━━━━━ DATA ROWS
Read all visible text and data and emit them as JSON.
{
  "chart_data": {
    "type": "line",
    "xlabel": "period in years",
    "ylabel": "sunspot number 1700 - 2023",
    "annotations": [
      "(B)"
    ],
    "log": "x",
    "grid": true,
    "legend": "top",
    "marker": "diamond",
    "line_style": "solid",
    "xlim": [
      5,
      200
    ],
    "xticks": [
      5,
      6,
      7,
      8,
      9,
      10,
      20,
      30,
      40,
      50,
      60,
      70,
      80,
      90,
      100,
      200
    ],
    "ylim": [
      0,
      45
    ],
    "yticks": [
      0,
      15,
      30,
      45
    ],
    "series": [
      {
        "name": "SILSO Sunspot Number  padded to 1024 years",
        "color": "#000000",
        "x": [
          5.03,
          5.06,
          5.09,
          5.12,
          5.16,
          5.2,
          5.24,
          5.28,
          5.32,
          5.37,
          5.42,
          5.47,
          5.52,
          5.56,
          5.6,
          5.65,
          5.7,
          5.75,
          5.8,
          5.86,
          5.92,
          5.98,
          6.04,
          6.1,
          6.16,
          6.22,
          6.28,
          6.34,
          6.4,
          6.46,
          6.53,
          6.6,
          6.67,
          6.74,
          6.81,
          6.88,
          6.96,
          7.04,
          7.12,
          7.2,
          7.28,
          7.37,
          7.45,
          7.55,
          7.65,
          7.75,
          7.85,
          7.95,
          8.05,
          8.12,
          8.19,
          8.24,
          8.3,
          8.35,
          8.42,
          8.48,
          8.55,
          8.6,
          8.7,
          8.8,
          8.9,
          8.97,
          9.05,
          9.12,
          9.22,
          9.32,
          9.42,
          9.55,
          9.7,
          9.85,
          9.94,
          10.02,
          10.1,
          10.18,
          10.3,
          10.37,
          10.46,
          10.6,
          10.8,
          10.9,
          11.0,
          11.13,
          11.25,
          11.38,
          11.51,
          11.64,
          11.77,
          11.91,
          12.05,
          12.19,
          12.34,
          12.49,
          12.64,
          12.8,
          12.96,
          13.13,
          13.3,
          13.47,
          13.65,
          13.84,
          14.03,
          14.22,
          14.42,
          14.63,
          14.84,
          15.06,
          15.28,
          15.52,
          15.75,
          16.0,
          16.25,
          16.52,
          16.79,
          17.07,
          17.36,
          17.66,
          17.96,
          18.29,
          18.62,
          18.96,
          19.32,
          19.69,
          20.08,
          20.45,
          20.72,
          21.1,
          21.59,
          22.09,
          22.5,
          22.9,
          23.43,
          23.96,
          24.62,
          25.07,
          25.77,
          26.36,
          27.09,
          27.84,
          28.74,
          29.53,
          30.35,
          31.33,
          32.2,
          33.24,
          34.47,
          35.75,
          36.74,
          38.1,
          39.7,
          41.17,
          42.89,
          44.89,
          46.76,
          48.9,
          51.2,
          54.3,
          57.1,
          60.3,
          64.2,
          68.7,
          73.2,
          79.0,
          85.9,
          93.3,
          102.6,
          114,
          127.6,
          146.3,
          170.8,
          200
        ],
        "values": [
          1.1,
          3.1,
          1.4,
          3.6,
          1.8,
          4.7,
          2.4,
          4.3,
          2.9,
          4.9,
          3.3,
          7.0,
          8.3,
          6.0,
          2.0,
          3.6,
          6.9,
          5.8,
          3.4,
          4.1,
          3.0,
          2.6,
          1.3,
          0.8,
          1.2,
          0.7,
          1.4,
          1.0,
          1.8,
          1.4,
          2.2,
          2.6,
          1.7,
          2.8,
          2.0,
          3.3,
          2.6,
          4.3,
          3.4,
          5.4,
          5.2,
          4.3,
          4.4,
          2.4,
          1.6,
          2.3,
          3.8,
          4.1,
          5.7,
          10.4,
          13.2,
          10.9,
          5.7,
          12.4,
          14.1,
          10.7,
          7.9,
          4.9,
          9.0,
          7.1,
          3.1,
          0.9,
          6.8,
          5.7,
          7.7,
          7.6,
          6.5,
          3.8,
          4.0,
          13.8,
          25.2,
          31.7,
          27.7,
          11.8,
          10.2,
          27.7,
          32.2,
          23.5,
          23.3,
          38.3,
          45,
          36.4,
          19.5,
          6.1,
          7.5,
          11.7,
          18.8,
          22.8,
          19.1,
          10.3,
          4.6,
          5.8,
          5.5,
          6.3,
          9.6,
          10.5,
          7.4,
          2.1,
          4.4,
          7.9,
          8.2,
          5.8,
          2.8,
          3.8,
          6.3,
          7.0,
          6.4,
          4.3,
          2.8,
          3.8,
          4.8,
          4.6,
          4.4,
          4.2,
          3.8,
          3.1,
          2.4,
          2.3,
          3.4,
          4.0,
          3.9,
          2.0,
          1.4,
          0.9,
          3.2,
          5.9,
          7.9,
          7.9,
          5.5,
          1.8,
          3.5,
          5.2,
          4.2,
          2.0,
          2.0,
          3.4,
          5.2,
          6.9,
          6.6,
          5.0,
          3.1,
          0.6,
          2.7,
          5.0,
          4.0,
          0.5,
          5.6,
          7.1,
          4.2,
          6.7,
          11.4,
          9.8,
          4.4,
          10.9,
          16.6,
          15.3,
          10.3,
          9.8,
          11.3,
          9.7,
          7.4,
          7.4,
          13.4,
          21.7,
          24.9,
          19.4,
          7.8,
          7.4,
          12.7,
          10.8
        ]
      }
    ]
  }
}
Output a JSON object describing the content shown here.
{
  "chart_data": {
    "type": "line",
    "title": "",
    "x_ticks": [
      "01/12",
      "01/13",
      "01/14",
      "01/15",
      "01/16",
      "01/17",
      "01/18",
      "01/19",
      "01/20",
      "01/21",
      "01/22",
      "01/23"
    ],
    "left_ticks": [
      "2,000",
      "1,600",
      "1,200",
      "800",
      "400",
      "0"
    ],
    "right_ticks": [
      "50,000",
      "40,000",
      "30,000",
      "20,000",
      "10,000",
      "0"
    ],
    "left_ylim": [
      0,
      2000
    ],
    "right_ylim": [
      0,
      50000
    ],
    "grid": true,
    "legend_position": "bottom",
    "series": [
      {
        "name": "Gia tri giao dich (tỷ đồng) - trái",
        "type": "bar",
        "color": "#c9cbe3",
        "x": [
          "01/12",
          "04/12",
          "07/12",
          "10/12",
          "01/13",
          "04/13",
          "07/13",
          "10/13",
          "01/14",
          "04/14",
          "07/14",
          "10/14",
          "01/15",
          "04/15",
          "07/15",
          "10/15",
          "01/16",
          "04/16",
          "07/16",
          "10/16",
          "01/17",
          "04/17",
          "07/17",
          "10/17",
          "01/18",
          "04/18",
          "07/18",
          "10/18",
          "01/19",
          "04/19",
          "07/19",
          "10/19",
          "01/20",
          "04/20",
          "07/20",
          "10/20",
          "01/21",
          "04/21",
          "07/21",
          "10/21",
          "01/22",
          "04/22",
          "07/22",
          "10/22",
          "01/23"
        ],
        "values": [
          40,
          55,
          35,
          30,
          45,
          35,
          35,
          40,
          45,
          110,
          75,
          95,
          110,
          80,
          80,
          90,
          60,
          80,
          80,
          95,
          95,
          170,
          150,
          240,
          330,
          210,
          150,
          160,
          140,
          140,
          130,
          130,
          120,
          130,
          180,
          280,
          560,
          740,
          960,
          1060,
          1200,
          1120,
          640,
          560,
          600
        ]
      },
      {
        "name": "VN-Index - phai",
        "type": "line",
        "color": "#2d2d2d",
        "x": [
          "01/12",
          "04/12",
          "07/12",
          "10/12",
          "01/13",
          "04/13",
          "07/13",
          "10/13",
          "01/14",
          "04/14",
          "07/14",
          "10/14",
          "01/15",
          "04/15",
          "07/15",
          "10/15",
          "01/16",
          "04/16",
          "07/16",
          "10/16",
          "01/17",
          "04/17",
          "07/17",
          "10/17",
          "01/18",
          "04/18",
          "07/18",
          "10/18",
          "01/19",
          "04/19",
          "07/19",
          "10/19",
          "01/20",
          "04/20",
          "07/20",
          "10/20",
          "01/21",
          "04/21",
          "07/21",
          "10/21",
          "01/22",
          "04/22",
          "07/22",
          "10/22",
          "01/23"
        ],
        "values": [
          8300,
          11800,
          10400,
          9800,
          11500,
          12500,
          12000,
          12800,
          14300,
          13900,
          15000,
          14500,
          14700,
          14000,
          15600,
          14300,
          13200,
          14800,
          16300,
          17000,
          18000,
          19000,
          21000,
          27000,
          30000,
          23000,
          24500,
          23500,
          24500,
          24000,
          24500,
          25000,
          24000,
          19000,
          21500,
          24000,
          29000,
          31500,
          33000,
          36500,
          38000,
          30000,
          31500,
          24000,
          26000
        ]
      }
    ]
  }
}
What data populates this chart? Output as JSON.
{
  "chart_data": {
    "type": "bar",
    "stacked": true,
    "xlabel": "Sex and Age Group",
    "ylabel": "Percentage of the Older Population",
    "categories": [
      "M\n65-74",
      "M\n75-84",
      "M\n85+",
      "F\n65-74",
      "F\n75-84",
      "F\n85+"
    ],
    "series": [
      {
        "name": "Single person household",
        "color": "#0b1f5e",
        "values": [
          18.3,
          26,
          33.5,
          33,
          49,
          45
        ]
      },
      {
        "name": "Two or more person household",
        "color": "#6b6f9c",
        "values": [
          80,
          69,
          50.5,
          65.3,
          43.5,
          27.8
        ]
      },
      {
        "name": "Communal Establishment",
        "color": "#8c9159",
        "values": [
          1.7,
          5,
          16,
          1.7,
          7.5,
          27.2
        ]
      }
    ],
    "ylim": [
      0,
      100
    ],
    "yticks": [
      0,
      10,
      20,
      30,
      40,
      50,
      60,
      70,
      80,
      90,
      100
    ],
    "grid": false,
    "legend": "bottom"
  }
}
━━━━━━━━━━
• [WHAT IS NEEDED]: Exactly how many lines contain "Output"? State the number and nothing else.

• [WRITTEN ANSWER]: 2